Problems to solve:
(a) Translate this sentence from the Buenos Aires blog post into Spanish: "The tourist economy offers only service jobs."
(b) In the Buenos Aires blog post, transcribe the passage between "But, the problem" and "space for protest.", inclusive.
(c) Pick up the Buenos Aires blog post after its final sentence and keep writing it.

-------- Source excerpt

Sunday, February 7, 2016

...no country for old men.


Casa Rosada - Home of the Peron's

Ana X (not Anna G.), whose grandfather's wealth was  founded in a successful hat making company in Buenos Aires, lives in Gainsville FL but travels here presumably on family money to attend to "family business".















At breakfast last Tuesday she expressed  hope that the youthful Macri government would reverse the decline and partly restore Argentina to its fabulous heyday lost under successive coups,
earthquakes, war with Great Britain, elections and general economic decline since the death of Eva Peron (Evita) in 1952.  The Kirschner governments opened the welfare gates to youth from all over SA, she claimed, to ensure their vote.

Our boutique hotel room view.

But, the problem is not with Argentina alone. Most major cities of the first world show the marks of slower growth. A labor force capable of producing these buildings no longer exists. The tourist economy offers only service jobs. 

Near Casa Rosada,home of Evita, is a large
cordoned off space for protest.

----------------
-------- Material shown

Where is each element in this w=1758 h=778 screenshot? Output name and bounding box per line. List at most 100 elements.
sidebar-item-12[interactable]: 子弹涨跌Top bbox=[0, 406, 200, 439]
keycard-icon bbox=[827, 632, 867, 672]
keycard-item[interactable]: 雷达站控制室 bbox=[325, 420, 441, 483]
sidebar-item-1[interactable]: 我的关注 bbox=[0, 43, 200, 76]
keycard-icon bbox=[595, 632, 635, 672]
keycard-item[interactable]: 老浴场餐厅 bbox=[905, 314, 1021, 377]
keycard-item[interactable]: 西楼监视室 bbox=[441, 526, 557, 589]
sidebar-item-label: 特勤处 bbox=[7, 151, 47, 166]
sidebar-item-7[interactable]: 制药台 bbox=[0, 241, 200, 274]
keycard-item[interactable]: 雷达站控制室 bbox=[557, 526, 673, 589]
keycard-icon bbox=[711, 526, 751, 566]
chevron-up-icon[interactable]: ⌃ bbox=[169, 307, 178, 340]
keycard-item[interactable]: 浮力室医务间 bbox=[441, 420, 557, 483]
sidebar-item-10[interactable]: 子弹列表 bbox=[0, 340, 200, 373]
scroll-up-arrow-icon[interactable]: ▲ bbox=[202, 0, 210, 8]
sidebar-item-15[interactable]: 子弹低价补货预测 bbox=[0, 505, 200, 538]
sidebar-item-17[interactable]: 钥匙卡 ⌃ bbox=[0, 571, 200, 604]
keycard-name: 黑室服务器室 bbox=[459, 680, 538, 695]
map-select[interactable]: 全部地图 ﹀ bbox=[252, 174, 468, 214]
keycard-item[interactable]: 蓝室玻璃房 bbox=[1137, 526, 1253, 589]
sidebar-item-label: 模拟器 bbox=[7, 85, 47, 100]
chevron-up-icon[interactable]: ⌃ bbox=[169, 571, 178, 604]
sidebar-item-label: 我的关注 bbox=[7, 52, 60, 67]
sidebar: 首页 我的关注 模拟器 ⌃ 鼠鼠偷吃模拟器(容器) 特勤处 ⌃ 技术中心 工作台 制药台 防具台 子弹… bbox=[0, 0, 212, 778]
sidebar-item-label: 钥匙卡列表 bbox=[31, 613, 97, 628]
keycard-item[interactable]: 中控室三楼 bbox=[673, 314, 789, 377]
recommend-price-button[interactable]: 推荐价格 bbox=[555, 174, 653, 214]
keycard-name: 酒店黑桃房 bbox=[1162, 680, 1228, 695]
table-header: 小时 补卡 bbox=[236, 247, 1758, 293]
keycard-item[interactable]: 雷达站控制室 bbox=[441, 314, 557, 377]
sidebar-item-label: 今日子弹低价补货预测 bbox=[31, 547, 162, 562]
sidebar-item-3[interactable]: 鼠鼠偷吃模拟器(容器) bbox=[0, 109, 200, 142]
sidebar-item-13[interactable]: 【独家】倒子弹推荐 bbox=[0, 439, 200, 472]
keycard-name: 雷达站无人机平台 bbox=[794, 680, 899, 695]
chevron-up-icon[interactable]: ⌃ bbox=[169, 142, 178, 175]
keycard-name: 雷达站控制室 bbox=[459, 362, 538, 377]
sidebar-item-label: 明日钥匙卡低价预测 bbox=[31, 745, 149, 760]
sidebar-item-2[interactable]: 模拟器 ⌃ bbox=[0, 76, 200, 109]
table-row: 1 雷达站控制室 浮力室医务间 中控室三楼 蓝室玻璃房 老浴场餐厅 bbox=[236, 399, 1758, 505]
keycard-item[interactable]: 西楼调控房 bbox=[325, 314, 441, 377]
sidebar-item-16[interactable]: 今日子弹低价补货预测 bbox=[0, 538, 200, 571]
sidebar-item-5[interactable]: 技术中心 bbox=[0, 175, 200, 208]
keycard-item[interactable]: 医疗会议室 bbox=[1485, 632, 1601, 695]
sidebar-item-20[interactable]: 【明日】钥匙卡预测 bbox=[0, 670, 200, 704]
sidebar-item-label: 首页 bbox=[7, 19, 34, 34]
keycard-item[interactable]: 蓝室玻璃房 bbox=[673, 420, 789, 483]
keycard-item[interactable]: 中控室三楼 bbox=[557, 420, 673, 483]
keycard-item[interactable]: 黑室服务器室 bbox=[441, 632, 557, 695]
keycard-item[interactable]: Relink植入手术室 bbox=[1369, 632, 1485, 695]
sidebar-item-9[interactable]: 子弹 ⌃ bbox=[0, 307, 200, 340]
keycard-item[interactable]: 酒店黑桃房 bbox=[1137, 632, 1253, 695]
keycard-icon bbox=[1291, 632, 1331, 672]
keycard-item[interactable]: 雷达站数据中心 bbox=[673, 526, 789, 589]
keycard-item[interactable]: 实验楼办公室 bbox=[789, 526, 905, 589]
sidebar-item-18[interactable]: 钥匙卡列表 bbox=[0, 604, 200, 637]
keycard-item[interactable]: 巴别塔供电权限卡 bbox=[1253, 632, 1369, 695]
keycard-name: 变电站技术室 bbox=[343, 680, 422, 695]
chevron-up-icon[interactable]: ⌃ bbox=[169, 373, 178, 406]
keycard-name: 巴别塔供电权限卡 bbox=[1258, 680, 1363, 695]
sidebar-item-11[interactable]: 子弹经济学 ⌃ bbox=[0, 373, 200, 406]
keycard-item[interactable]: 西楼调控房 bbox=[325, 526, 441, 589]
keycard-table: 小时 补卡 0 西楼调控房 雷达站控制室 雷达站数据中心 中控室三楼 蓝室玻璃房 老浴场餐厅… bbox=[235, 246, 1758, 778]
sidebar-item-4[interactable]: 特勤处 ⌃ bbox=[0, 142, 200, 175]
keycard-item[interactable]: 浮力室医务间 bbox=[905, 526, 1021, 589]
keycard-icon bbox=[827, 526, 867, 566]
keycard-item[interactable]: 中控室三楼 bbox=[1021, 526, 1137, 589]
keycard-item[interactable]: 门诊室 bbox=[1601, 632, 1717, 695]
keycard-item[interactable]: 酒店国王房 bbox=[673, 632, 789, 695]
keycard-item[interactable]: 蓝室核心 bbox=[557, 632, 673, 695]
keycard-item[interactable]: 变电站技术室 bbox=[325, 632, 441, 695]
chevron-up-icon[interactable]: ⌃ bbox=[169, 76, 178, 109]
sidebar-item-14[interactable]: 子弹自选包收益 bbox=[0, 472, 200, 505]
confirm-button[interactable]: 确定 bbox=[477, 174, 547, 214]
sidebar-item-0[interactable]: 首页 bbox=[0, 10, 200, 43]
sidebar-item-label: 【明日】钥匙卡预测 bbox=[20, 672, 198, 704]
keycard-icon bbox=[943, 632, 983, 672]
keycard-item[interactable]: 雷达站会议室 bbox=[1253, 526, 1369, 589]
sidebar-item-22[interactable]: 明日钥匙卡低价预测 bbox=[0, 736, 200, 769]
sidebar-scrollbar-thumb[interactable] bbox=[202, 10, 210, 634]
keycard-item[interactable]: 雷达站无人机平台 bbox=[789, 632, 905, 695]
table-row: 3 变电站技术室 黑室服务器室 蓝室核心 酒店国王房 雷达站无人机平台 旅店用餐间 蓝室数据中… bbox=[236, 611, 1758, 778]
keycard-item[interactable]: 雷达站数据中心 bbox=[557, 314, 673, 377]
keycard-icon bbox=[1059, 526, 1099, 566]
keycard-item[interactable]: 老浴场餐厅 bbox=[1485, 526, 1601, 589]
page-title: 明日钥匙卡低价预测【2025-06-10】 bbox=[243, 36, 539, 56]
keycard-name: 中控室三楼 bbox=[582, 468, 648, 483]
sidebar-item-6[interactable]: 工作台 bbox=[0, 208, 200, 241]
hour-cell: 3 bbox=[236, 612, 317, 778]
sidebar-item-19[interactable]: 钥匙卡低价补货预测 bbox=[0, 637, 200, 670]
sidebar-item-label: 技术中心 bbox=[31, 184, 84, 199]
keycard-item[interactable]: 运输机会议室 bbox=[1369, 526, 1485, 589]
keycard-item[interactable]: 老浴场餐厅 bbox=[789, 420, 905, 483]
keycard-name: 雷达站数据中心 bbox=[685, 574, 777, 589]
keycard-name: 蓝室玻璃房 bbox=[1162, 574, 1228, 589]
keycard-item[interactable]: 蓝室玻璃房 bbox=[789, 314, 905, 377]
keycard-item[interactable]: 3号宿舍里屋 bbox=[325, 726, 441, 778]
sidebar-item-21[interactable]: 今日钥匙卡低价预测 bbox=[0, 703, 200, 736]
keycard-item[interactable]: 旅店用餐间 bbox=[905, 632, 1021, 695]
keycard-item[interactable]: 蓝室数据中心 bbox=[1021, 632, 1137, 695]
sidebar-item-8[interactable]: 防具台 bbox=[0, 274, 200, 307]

----------------

The responses:
(a) La economía turística ofrece solo empleos de servicio.

(b)
But, the problem is not with Argentina alone. Most major cities of the first world show the marks of slower growth. A labor force capable of producing these buildings no longer exists. The tourist economy offers only service jobs. 

Near Casa Rosada,home of Evita, is a large
cordoned off space for protest.

(c)
And along with the inevitable protesters who lounge on the ground waiting for the revolution, well-mannered, intelligent young people seem to be everywhere masquerading as hotel desk attendants, baristas, and buspersons in thousands of restaurants. The best service jobs are held by older men. Youthful talent and energy seems to be extravagantly wasted.



Sailing to Byzantium

BY WILLIAM BUTLER YEATS
I

That is no country for old men. The young
In one another's arms, birds in the trees,
—Those dying generations—at their song,
The salmon-falls, the mackerel-crowded seas,
Fish, flesh, or fowl, commend all summer long
Whatever is begotten, born, and dies.
Caught in that sensual music all neglect
Monuments of unageing intellect.


II

An aged man is but a paltry thing,
A tattered coat upon a stick, unless
Soul clap its hands and sing, and louder sing
For every tatter in its mortal dress,
Nor is there singing school but studying
Monuments of its own magnificence;
And therefore I have sailed the seas and come
To the holy city of Byzantium.


III

O sages standing in God's holy fire
As in the gold mosaic of a wall,
Come from the holy fire, perne in a gyre,
And be the singing-masters of my soul.
Consume my heart away; sick with desire
And fastened to a dying animal
It knows not what it is; and gather me
Into the artifice of eternity.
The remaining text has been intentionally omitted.